Copy every line of each listing below without any changes. Leave the pictures out of your answer.
+++ DATASET ENTRIES
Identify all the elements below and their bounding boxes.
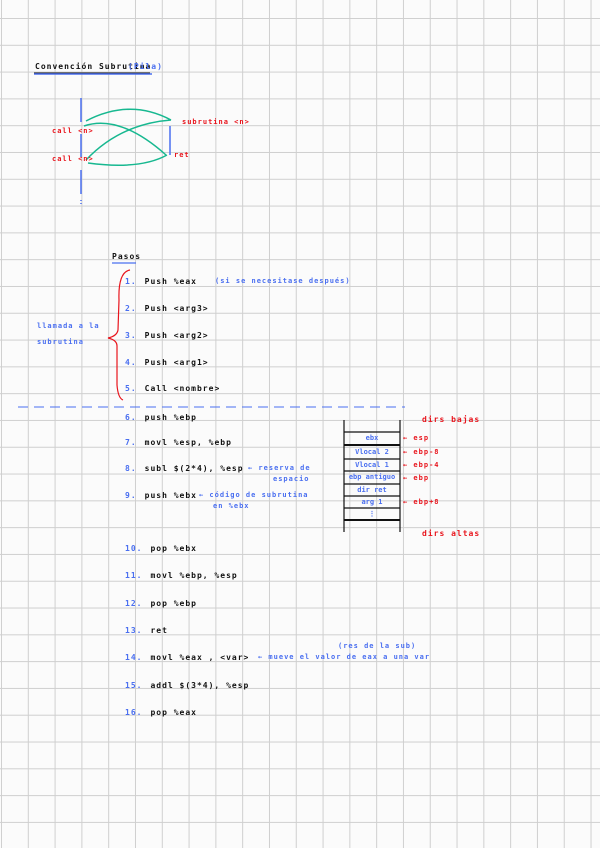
- step-item: 13. ret: [125, 626, 168, 635]
- step-number: 7.: [125, 438, 137, 447]
- step-code: movl %esp, %ebp: [144, 438, 232, 447]
- step-code: Push <arg2>: [144, 331, 209, 340]
- step-item: 6. push %ebp: [125, 413, 197, 422]
- step-item: 4. Push <arg1>: [125, 358, 209, 367]
- step-number: 12.: [125, 599, 143, 608]
- step-code: ret: [150, 626, 168, 635]
- step-number: 15.: [125, 681, 143, 690]
- step-number: 14.: [125, 653, 143, 662]
- page-title-paren: (Pila): [128, 62, 163, 71]
- step-number: 11.: [125, 571, 143, 580]
- stack-cell: Vlocal 2: [355, 448, 389, 456]
- stack-cell: ⋮: [368, 510, 376, 518]
- step-item: 2. Push <arg3>: [125, 304, 209, 313]
- step-number: 9.: [125, 491, 137, 500]
- diagram-call-1: call <n>: [52, 127, 94, 135]
- step-number: 1.: [125, 277, 137, 286]
- stack-cell: dir ret: [357, 486, 387, 494]
- step-code: movl %ebp, %esp: [150, 571, 238, 580]
- step-note-extra: (res de la sub): [338, 642, 417, 650]
- step-code: push %ebx: [144, 491, 197, 500]
- step-code: push %ebp: [144, 413, 197, 422]
- step-code: pop %ebx: [150, 544, 197, 553]
- step-number: 6.: [125, 413, 137, 422]
- step-code: movl %eax , <var>: [150, 653, 250, 662]
- stack-cell: ebp antiguo: [348, 473, 396, 481]
- step-note: ← reserva de: [248, 464, 311, 472]
- step-code: Push <arg3>: [144, 304, 209, 313]
- step-number: 16.: [125, 708, 143, 717]
- stack-cell: ebx: [365, 434, 379, 442]
- step-item: 7. movl %esp, %ebp: [125, 438, 232, 447]
- stack-pointer-label: ← ebp: [403, 474, 430, 482]
- pasos-heading: Pasos: [112, 252, 142, 261]
- step-code: subl $(2*4), %esp: [144, 464, 244, 473]
- step-note: ← código de subrutina: [199, 491, 309, 499]
- step-item: 3. Push <arg2>: [125, 331, 209, 340]
- step-item: 9. push %ebx: [125, 491, 197, 500]
- step-item: 8. subl $(2*4), %esp: [125, 464, 244, 473]
- diagram-ret: ret: [174, 151, 190, 159]
- stack-pointer-label: ← esp: [403, 434, 430, 442]
- stack-bottom-label: dirs altas: [422, 529, 481, 538]
- step-item: 5. Call <nombre>: [125, 384, 220, 393]
- stack-top-label: dirs bajas: [422, 415, 481, 424]
- step-number: 10.: [125, 544, 143, 553]
- side-note-line-2: subrutina: [37, 338, 84, 346]
- call-flow-diagram: [80, 98, 172, 206]
- step-number: 5.: [125, 384, 137, 393]
- step-number: 13.: [125, 626, 143, 635]
- stack-cell: Vlocal 1: [355, 461, 389, 469]
- step-item: 14. movl %eax , <var>: [125, 653, 249, 662]
- title-underline: [34, 72, 152, 75]
- step-item: 11. movl %ebp, %esp: [125, 571, 238, 580]
- side-note-line-1: llamada a la: [37, 322, 100, 330]
- step-item: 10. pop %ebx: [125, 544, 197, 553]
- step-code: pop %ebp: [150, 599, 197, 608]
- step-note: (si se necesitase después): [215, 277, 351, 285]
- step-note: ← mueve el valor de eax a una var: [258, 653, 431, 661]
- stack-cell: arg 1: [361, 498, 383, 506]
- diagram-subrutina: subrutina <n>: [182, 118, 250, 126]
- stack-pointer-label: ← ebp-4: [403, 461, 440, 469]
- stack-pointer-label: ← ebp+8: [403, 498, 440, 506]
- step-code: pop %eax: [150, 708, 197, 717]
- step-number: 4.: [125, 358, 137, 367]
- step-item: 1. Push %eax: [125, 277, 197, 286]
- step-code: Push %eax: [144, 277, 197, 286]
- step-number: 3.: [125, 331, 137, 340]
- step-item: 12. pop %ebp: [125, 599, 197, 608]
- diagram-call-2: call <n>: [52, 155, 94, 163]
- step-item: 16. pop %eax: [125, 708, 197, 717]
- step-note: en %ebx: [213, 502, 250, 510]
- stack-pointer-label: ← ebp-8: [403, 448, 440, 456]
- step-item: 15. addl $(3*4), %esp: [125, 681, 249, 690]
- step-code: Call <nombre>: [144, 384, 221, 393]
- step-note: espacio: [273, 475, 310, 483]
- step-number: 2.: [125, 304, 137, 313]
- step-code: addl $(3*4), %esp: [150, 681, 250, 690]
- step-code: Push <arg1>: [144, 358, 209, 367]
- step-number: 8.: [125, 464, 137, 473]
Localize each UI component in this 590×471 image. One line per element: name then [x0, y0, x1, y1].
++++++
SOLUTION TO THIS PROBLEM →
Identify all the elements below and their bounding boxes.
- step-item: 13. ret: [125, 626, 168, 635]
- step-number: 7.: [125, 438, 137, 447]
- step-code: movl %esp, %ebp: [144, 438, 232, 447]
- step-code: Push <arg2>: [144, 331, 209, 340]
- step-item: 6. push %ebp: [125, 413, 197, 422]
- step-item: 4. Push <arg1>: [125, 358, 209, 367]
- step-number: 12.: [125, 599, 143, 608]
- step-code: ret: [150, 626, 168, 635]
- step-number: 15.: [125, 681, 143, 690]
- step-number: 14.: [125, 653, 143, 662]
- page-title-paren: (Pila): [128, 62, 163, 71]
- step-number: 11.: [125, 571, 143, 580]
- stack-cell: Vlocal 2: [355, 448, 389, 456]
- stack-cell: ⋮: [368, 510, 376, 518]
- step-item: 2. Push <arg3>: [125, 304, 209, 313]
- step-number: 9.: [125, 491, 137, 500]
- diagram-call-1: call <n>: [52, 127, 94, 135]
- step-number: 1.: [125, 277, 137, 286]
- stack-cell: dir ret: [357, 486, 387, 494]
- step-code: movl %ebp, %esp: [150, 571, 238, 580]
- step-note-extra: (res de la sub): [338, 642, 417, 650]
- step-code: push %ebx: [144, 491, 197, 500]
- step-code: push %ebp: [144, 413, 197, 422]
- step-code: pop %ebx: [150, 544, 197, 553]
- step-number: 6.: [125, 413, 137, 422]
- step-code: movl %eax , <var>: [150, 653, 250, 662]
- stack-cell: ebp antiguo: [348, 473, 396, 481]
- step-note: ← reserva de: [248, 464, 311, 472]
- step-code: Push <arg3>: [144, 304, 209, 313]
- step-number: 16.: [125, 708, 143, 717]
- stack-cell: ebx: [365, 434, 379, 442]
- step-item: 7. movl %esp, %ebp: [125, 438, 232, 447]
- stack-pointer-label: ← ebp: [403, 474, 430, 482]
- pasos-heading: Pasos: [112, 252, 142, 261]
- step-code: subl $(2*4), %esp: [144, 464, 244, 473]
- step-note: ← código de subrutina: [199, 491, 309, 499]
- step-item: 3. Push <arg2>: [125, 331, 209, 340]
- step-item: 9. push %ebx: [125, 491, 197, 500]
- step-item: 8. subl $(2*4), %esp: [125, 464, 244, 473]
- diagram-ret: ret: [174, 151, 190, 159]
- stack-pointer-label: ← esp: [403, 434, 430, 442]
- stack-bottom-label: dirs altas: [422, 529, 481, 538]
- step-item: 5. Call <nombre>: [125, 384, 220, 393]
- stack-top-label: dirs bajas: [422, 415, 481, 424]
- step-number: 10.: [125, 544, 143, 553]
- side-note-line-2: subrutina: [37, 338, 84, 346]
- call-flow-diagram: [80, 98, 172, 206]
- step-number: 5.: [125, 384, 137, 393]
- step-number: 13.: [125, 626, 143, 635]
- stack-cell: Vlocal 1: [355, 461, 389, 469]
- step-item: 14. movl %eax , <var>: [125, 653, 249, 662]
- title-underline: [34, 72, 152, 75]
- step-item: 11. movl %ebp, %esp: [125, 571, 238, 580]
- side-note-line-1: llamada a la: [37, 322, 100, 330]
- step-item: 10. pop %ebx: [125, 544, 197, 553]
- step-code: pop %ebp: [150, 599, 197, 608]
- step-note: (si se necesitase después): [215, 277, 351, 285]
- step-note: ← mueve el valor de eax a una var: [258, 653, 431, 661]
- stack-cell: arg 1: [361, 498, 383, 506]
- diagram-subrutina: subrutina <n>: [182, 118, 250, 126]
- stack-pointer-label: ← ebp-4: [403, 461, 440, 469]
- stack-pointer-label: ← ebp+8: [403, 498, 440, 506]
- step-code: pop %eax: [150, 708, 197, 717]
- step-number: 4.: [125, 358, 137, 367]
- step-item: 1. Push %eax: [125, 277, 197, 286]
- step-code: Push %eax: [144, 277, 197, 286]
- step-number: 3.: [125, 331, 137, 340]
- step-item: 12. pop %ebp: [125, 599, 197, 608]
- diagram-call-2: call <n>: [52, 155, 94, 163]
- step-item: 16. pop %eax: [125, 708, 197, 717]
- step-note: en %ebx: [213, 502, 250, 510]
- stack-pointer-label: ← ebp-8: [403, 448, 440, 456]
- step-item: 15. addl $(3*4), %esp: [125, 681, 249, 690]
- step-code: Call <nombre>: [144, 384, 221, 393]
- step-note: espacio: [273, 475, 310, 483]
- step-number: 2.: [125, 304, 137, 313]
- step-code: addl $(3*4), %esp: [150, 681, 250, 690]
- step-code: Push <arg1>: [144, 358, 209, 367]
- step-number: 8.: [125, 464, 137, 473]
Localize each UI component in this 590×471 image. One line per element: name then [x0, y0, x1, y1].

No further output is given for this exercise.